Textauszug

————

So einen Aufruhr gab es selten! „Ok Facebook, gib mir mein Geld zurück, das ich seit 5 Jahren investiere.“ – so ein aufgebrachter User. „Das darf Facebook doch nicht einfach“, so der Tenor besorgter Online-Marketer. „Schluss mit kostenloser Reichweite!“ – so einige Online-Blogs. Was steckt hinter der branchenweiten Panik? Ist das Ende des Social Media Marketings nah? Adrienne, unser Head of Social Media, gibt einen Erklärungsversuch.

Was ist überhaupt passiert?

Neujahrsvorsätze – Jeder kennt sie, die meisten haben sie und die allermeisten haben sie schon wieder verworfen. Schließlich ist das neue Jahr bereits gute zwei Wochen alt! Sei es mehr Sport zu treiben, endlich mit dem Rauchen aufzuhören oder aber mehr Zeit mit den Lieben zu verbringen. Genau das denkt auch Mark Zuckerberg, dass wir das tun sollten. Der Facebook-Gründer hat vor ein paar Tagen seine guten Vorhaben für das größte soziale Netzwerk unserer Zeit – Facebook – veröffentlicht. Die Online-Branche steht seither Kopf! Ob zurecht, versuche ich in diesem Artikel zu beurteilen.

Der Facebook Gründer Mark Zuckerberg hat in einem sehr ausführlichen Neujahrs-Posting dargelegt, was er mit Facebook 2018 vorhat. Um den Gründer ist es oft ruhig, gerade da er sich aktuell eigentlich in selbstangekündigter Elternzeit befindet, war dieser sehr ausführliche Post doch eine Überraschung. Hier einmal der viel diskutierte Post:

Mark Zuckerbergs Facebook-Post zum Thema Änderungen im Facebook-Stream

Mark Zuckerbergs Neujahrs-Posting vom 12.01., in dem er schreibt was er bei Facebook für 2018 plant. (Bildquelle: © by facebook.com/zuck)

————

Datenteil
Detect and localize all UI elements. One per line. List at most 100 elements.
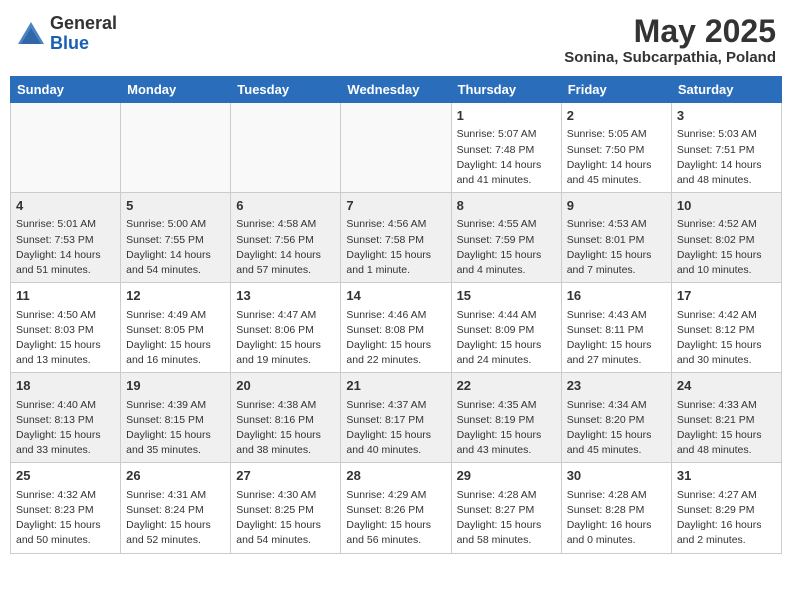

————

Ziel
Bitte schreibe den Artikel über Zuckerbergs Neujahrs-Posting im Anschluss an seinen letzten Satz weiter.

Die Antwort
Was wünscht sich Zuckerberg für Facebook?

Weg von Masse – hin zu Klasse – so wirkt es auf den ersten Blick. War es bisher stets Facebooks Ziel, die meisten User weltweit zu haben, die mehr Stunden in der Woche eingeloggt sind als in anderen Netzwerken und vor allem am allermeisten abgespielte Videominuten weltweit zu generieren, scheint nun ein Umdenken stattgefunden zu haben. Zuckerberg möchte nun wieder zu den Wurzeln Facebooks zurück: Es war schließlich mal (ganz am Anfang sogar ein sehr elitäres) Netzwerk, um private Kontakte zu pflegen. Und so hat man mich damals auch gelockt: Es ist nun wirklich viel einfacher als früher, Kontakt zu Schul- oder Studienfreunden oder auch nur Reisebekanntschaften zu halten. Sollte ich mal keine aktuelle Handynummer parat haben, kein Problem. Bei Facebook ist man schon verbunden. In meiner Altersklasse kenne ich genau eine Person, die ich nicht auf Facebook finde. EINE! Der Rest beschwert sich zunehmend, dass man nur noch die viel beschrieenen Katzenvideos sieht.

Noch einmal kurz zusammengefasst – Zuckerbergs Ankündigungen für Facebook 2018:

  • In den letzten Jahren ist öffentlicher Content explodiert, was die Balance zwischen öffentlichen und privaten Content gefährdet hat.
  • Facebook möchte nach wie vor dem User ein besonders gutes Gefühl geben und sieht daher die soziale Interaktion wieder vermehrt im Fokus.
  • Facebook arbeitet folglich gerade an großen Veränderungen („major changes“), um Usern eben nicht mehr nur relevanten, sondern für sie bedeutsamen Content, also den von Familien und guten Freunden, auszuspielen.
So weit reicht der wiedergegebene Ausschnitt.